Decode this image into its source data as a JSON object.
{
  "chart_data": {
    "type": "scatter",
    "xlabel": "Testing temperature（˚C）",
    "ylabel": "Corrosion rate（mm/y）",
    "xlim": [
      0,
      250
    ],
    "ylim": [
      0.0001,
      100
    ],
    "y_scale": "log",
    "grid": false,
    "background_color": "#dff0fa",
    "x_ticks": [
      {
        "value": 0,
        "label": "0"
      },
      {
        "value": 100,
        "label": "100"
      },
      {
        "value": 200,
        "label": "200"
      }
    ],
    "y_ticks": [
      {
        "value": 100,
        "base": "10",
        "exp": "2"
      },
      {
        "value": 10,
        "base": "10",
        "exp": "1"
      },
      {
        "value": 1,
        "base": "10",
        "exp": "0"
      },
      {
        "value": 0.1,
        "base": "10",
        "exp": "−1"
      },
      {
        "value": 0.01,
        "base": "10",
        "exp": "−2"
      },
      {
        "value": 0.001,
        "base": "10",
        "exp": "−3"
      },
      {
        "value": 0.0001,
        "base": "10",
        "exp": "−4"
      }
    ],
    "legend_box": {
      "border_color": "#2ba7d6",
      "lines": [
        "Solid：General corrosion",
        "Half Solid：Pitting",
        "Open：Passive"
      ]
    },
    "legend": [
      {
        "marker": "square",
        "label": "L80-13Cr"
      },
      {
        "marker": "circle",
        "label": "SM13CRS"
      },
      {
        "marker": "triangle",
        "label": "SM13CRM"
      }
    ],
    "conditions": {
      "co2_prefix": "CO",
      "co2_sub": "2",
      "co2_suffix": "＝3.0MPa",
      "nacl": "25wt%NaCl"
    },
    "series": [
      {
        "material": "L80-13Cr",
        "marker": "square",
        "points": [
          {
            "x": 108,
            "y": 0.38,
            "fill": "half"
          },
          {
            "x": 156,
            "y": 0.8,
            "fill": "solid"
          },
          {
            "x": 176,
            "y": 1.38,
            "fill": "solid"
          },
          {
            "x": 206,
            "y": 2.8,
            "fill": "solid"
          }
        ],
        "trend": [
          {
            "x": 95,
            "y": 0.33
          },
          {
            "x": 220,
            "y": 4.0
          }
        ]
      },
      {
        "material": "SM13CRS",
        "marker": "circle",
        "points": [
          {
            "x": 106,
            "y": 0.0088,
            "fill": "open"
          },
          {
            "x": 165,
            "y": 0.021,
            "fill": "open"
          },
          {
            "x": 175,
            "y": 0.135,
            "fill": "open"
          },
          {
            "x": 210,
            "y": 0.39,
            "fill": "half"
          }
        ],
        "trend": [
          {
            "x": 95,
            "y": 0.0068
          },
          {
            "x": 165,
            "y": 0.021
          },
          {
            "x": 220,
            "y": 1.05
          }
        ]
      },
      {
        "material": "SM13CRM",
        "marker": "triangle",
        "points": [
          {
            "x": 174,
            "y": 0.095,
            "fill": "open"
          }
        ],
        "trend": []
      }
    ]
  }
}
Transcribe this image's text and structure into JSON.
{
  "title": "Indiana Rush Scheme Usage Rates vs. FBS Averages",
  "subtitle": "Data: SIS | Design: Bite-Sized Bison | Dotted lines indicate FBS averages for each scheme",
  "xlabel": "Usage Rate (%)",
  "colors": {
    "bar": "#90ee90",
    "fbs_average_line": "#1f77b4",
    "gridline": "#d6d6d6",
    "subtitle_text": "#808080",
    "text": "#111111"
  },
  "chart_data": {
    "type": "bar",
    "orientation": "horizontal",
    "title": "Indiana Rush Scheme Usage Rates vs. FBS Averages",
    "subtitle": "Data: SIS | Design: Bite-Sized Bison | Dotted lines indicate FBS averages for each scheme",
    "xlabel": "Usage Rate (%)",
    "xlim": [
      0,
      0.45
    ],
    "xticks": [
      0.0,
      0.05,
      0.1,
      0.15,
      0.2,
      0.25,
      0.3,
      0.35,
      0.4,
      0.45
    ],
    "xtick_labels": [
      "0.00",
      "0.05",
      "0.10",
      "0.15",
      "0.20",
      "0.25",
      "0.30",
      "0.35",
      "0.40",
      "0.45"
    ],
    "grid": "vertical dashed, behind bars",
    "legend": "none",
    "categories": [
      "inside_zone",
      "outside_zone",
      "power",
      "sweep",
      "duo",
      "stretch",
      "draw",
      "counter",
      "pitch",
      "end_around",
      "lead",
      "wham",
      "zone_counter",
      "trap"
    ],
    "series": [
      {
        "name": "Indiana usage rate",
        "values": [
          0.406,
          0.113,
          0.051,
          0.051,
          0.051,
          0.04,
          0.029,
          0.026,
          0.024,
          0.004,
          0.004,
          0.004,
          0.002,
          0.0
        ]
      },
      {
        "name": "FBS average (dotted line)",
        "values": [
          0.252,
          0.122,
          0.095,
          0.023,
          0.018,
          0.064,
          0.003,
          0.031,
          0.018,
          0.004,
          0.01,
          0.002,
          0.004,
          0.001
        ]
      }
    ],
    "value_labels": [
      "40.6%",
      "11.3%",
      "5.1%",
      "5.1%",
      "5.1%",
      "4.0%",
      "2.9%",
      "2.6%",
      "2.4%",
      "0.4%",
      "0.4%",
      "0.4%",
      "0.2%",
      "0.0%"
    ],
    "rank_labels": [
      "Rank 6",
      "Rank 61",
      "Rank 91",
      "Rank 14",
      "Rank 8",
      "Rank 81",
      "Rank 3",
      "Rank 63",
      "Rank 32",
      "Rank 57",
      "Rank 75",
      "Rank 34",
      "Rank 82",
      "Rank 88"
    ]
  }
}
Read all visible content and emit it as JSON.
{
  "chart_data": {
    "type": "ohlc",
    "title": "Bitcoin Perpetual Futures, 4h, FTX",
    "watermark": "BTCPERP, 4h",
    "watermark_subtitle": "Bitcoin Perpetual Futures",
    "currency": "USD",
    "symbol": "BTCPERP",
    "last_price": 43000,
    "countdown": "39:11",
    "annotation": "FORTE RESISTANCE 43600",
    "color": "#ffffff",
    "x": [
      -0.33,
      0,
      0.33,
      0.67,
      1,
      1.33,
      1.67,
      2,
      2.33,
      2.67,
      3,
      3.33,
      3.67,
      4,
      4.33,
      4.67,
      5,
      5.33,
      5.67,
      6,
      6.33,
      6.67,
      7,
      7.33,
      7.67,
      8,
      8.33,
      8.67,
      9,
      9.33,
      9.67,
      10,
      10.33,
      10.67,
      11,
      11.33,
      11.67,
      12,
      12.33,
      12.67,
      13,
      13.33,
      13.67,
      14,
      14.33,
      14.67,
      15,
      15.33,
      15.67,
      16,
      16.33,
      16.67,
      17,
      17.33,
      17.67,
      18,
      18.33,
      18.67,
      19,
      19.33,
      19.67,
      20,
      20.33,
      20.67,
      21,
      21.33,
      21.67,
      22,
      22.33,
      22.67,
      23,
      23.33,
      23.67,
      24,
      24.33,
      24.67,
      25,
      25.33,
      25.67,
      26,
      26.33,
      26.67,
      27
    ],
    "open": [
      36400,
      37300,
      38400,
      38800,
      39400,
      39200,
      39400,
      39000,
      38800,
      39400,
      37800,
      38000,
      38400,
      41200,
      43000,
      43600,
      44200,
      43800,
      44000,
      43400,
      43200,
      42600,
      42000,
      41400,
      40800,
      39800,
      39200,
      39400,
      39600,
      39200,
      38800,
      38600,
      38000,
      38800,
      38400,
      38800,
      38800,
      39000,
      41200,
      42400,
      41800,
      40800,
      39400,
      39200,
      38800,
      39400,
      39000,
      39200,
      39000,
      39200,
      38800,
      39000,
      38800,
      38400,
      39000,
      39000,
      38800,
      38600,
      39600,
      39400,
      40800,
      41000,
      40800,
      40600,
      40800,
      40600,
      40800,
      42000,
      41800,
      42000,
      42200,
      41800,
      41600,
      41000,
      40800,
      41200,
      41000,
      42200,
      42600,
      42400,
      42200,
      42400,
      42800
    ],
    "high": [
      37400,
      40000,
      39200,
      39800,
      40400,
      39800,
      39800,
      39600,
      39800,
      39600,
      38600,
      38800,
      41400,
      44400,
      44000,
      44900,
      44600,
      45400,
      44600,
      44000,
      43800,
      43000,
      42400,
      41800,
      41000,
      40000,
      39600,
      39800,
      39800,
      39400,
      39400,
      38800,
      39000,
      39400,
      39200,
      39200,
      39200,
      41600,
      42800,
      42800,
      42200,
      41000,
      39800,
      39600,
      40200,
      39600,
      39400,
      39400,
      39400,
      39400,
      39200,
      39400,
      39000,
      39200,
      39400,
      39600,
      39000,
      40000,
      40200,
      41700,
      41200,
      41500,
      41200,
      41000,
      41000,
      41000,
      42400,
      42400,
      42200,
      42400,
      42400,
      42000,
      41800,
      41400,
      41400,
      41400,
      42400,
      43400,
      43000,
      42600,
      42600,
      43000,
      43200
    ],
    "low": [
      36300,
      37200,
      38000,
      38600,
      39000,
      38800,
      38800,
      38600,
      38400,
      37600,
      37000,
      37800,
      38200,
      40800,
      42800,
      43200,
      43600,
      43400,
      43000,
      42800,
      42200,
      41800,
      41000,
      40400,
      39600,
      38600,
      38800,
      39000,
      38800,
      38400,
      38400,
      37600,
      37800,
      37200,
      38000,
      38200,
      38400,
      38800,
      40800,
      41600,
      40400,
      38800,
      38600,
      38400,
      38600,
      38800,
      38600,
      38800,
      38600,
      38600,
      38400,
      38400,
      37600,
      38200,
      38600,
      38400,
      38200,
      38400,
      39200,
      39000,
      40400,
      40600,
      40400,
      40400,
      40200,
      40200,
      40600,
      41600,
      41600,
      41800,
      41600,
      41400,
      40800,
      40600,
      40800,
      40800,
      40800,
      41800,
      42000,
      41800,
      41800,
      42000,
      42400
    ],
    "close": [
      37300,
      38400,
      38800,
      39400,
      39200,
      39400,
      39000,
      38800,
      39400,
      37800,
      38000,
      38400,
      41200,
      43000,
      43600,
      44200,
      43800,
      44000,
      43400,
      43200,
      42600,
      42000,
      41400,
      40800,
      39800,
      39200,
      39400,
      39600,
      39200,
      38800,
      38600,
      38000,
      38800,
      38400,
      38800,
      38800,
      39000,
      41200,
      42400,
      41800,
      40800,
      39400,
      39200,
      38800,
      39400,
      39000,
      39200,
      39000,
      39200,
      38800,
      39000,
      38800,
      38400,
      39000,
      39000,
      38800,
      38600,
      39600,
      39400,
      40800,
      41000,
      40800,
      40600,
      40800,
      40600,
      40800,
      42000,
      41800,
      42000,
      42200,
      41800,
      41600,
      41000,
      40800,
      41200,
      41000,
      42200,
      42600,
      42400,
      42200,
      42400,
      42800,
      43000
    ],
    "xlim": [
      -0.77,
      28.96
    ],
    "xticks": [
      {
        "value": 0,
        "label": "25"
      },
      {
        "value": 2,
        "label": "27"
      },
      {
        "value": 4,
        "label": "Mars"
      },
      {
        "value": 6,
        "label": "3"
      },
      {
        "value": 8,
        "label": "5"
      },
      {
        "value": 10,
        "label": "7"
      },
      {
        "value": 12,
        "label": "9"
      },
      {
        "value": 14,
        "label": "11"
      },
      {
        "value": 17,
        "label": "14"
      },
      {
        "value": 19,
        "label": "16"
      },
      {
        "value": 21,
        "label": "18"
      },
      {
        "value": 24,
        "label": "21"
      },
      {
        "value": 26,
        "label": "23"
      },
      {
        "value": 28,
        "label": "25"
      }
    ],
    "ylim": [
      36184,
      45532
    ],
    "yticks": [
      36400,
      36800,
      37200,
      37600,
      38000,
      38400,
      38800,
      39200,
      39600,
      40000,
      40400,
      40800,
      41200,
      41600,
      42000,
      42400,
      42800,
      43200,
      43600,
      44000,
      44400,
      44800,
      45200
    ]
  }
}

- [Directions] What number of lines in the records contain the word "xlabel"? Answer with that number alone.

- [Finished answer] 3